**What you have to do**
Write the data out again, character for character, with no images.

**Records supplied**
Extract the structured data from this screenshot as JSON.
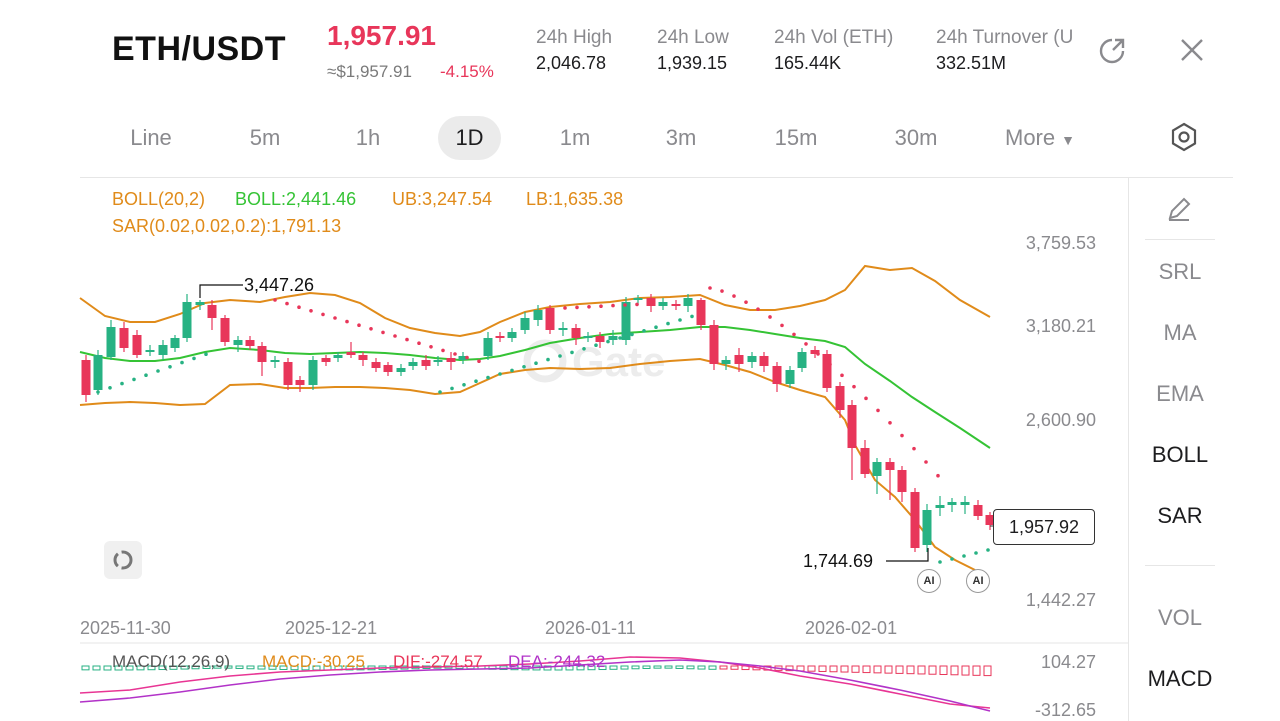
{
  "header": {
    "pair": "ETH/USDT",
    "price": "1,957.91",
    "usd_price": "≈$1,957.91",
    "change": "-4.15%",
    "stats": [
      {
        "label": "24h  High",
        "value": "2,046.78"
      },
      {
        "label": "24h  Low",
        "value": "1,939.15"
      },
      {
        "label": "24h  Vol (ETH)",
        "value": "165.44K"
      },
      {
        "label": "24h  Turnover (U",
        "value": "332.51M"
      }
    ]
  },
  "tabs": [
    "Line",
    "5m",
    "1h",
    "1D",
    "1m",
    "3m",
    "15m",
    "30m",
    "More"
  ],
  "active_tab": "1D",
  "legend": {
    "boll_params": "BOLL(20,2)",
    "boll_value": "BOLL:2,441.46",
    "ub": "UB:3,247.54",
    "lb": "LB:1,635.38",
    "sar": "SAR(0.02,0.02,0.2):1,791.13"
  },
  "y_axis": [
    "3,759.53",
    "3,180.21",
    "2,600.90",
    "1,442.27"
  ],
  "x_axis": [
    "2025-11-30",
    "2025-12-21",
    "2026-01-11",
    "2026-02-01"
  ],
  "annotations": {
    "high": "3,447.26",
    "low": "1,744.69",
    "last_price": "1,957.92",
    "ai": "AI"
  },
  "watermark": "Gate",
  "macd": {
    "params": "MACD(12,26,9)",
    "macd": "MACD:-30.25",
    "dif": "DIF:-274.57",
    "dea": "DEA:-244.32",
    "y_top": "104.27",
    "y_bottom": "-312.65"
  },
  "side_panel": {
    "items_top": [
      "SRL",
      "MA",
      "EMA",
      "BOLL",
      "SAR"
    ],
    "items_bottom": [
      "VOL",
      "MACD"
    ]
  },
  "colors": {
    "up": "#27b283",
    "down": "#e8365a",
    "boll_mid": "#35c335",
    "boll_band": "#e08b1a",
    "sar": "#e8365a"
  }
}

**Solution to this task**
Extract the structured data from this screenshot as JSON.
{
  "header": {
    "pair": "ETH/USDT",
    "price": "1,957.91",
    "usd_price": "≈$1,957.91",
    "change": "-4.15%",
    "stats": [
      {
        "label": "24h  High",
        "value": "2,046.78"
      },
      {
        "label": "24h  Low",
        "value": "1,939.15"
      },
      {
        "label": "24h  Vol (ETH)",
        "value": "165.44K"
      },
      {
        "label": "24h  Turnover (U",
        "value": "332.51M"
      }
    ]
  },
  "tabs": [
    "Line",
    "5m",
    "1h",
    "1D",
    "1m",
    "3m",
    "15m",
    "30m",
    "More"
  ],
  "active_tab": "1D",
  "legend": {
    "boll_params": "BOLL(20,2)",
    "boll_value": "BOLL:2,441.46",
    "ub": "UB:3,247.54",
    "lb": "LB:1,635.38",
    "sar": "SAR(0.02,0.02,0.2):1,791.13"
  },
  "y_axis": [
    "3,759.53",
    "3,180.21",
    "2,600.90",
    "1,442.27"
  ],
  "x_axis": [
    "2025-11-30",
    "2025-12-21",
    "2026-01-11",
    "2026-02-01"
  ],
  "annotations": {
    "high": "3,447.26",
    "low": "1,744.69",
    "last_price": "1,957.92",
    "ai": "AI"
  },
  "watermark": "Gate",
  "macd": {
    "params": "MACD(12,26,9)",
    "macd": "MACD:-30.25",
    "dif": "DIF:-274.57",
    "dea": "DEA:-244.32",
    "y_top": "104.27",
    "y_bottom": "-312.65"
  },
  "side_panel": {
    "items_top": [
      "SRL",
      "MA",
      "EMA",
      "BOLL",
      "SAR"
    ],
    "items_bottom": [
      "VOL",
      "MACD"
    ]
  },
  "colors": {
    "up": "#27b283",
    "down": "#e8365a",
    "boll_mid": "#35c335",
    "boll_band": "#e08b1a",
    "sar": "#e8365a"
  }
}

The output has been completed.